New Jersey Superior Court, Appellate Division


Decided: May 19, 1980.

PLAZA JOINT VENTURE AND EDWARD CANTOR, PLAINTIFFS-RESPONDENTS,
v.
CITY OF ATLANTIC CITY, A MUNICIPAL CORPORATION, DEFENDANT-APPELLANT, AND JAMES E. CARMACK, CATHERINE M. CARMACK, HENRY KATZ, BERTHA KATZ, DAVID APFELBAUM AND ADELINE APFELBAUM, DEFENDANTS-INTERVENORS AND APPELLANTS

On appeal from Superior Court, Law Division, Atlantic County.

Argued before Judges Bischoff and Botter. Decided by Judges Bischoff, Botter and Morgan.*fn1The opinion of the court was delivered by Bischoff, P.J.A.D.

Bischoff

[174 NJSuper Page 234] The issue presented by this appeal is whether the state has preempted the power of the City of Atlantic City to enact "an ordinance regulating the conversion of rental units to condominiums" and declaring a "moratorium on the conversion of any rental unit into a condominium for a period of one year" from passage of the ordinance.

[174 NJSuper Page 235]

Plaintiffs Plaza Joint Venture and Edward Cantor hold an option to purchase Plaza Apartments, a 159-unit apartment building in Atlantic City, and are obligated to pay the sum of $850,000 for the option. They intend to purchase the premises and convert the apartments into condominiums. In pursuit of their intention to convert, plaintiffs have incurred expenses of $382,500. On August 24, 1979 plaintiffs filed an application for registration and a public offering statement with the State Department of Community Affairs under the Planned Real Estate Development Full Disclosure Act, N.J.S.A. 45:22A-21 et seq.

On November 8, 1979 the Board of Commissioners of the City of Atlantic City adopted Ordinances 69-1979 and 70-1979 which regulate the conversion of rental units into condominiums. In enacting Ordinance 69-1979 the board found "that an emergency exists within the . . . City with respect to the unavailability of rental space" and that "the advent of casino gambling has escalated property values . . .," contributing to "the trend toward the conversion of rental units to condominiums. . . ." The conversion of existing rental units to condominiums, the board continues, would remove them from the rental housing market, "forcing the displacement of a large number of residential tenants, many of whom are senior citizens or persons of low or moderate income levels." The board concluded that the acute housing shortage in Atlantic City and nearby municipalities will make it impossible for the displaced tenants to find decent housing at a price they can afford; that these tenants were unable to have anticipated or prepared to meet the radical changes in housing demands created by casino gambling, and that a "need exists for legislation to afford tenants relief from the situation without unnecessarily infringing on the property rights of the owner."
++++++
**Jobs**
a – Revise the Atlantic City condominium opinion starting with "[174 NJSuper Page 234]" and going on through "of the ordinance.", putting "suspension" wherever "moratorium" appears.
b – Answer these questions from the Atlantic City condominium opinion:
(i) How many units does Plaza Apartments have?
(ii) On what date did the Board of Commissioners of the City of Atlantic City adopt Ordinances 69-1979 and 70-1979?
(iii) Which judge delivered the opinion of the court?
None of the lines after this point are needed.

**Stored data**
++++++
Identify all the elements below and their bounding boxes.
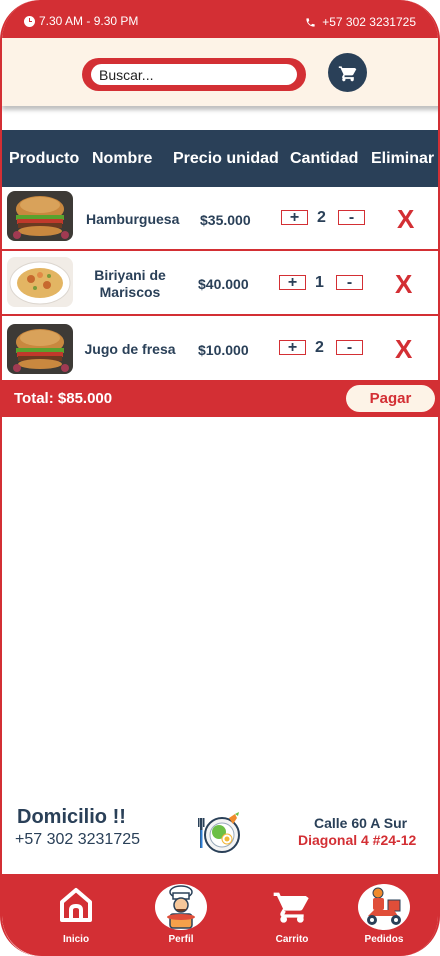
++++++
**Solved problems**
a –
[174 NJSuper Page 234] The issue presented by this appeal is whether the state has preempted the power of the City of Atlantic City to enact "an ordinance regulating the conversion of rental units to condominiums" and declaring a "suspension on the conversion of any rental unit into a condominium for a period of one year" from passage of the ordinance.

b –
(i) 159 units
(ii) November 8, 1979
(iii) Bischoff, P.J.A.D.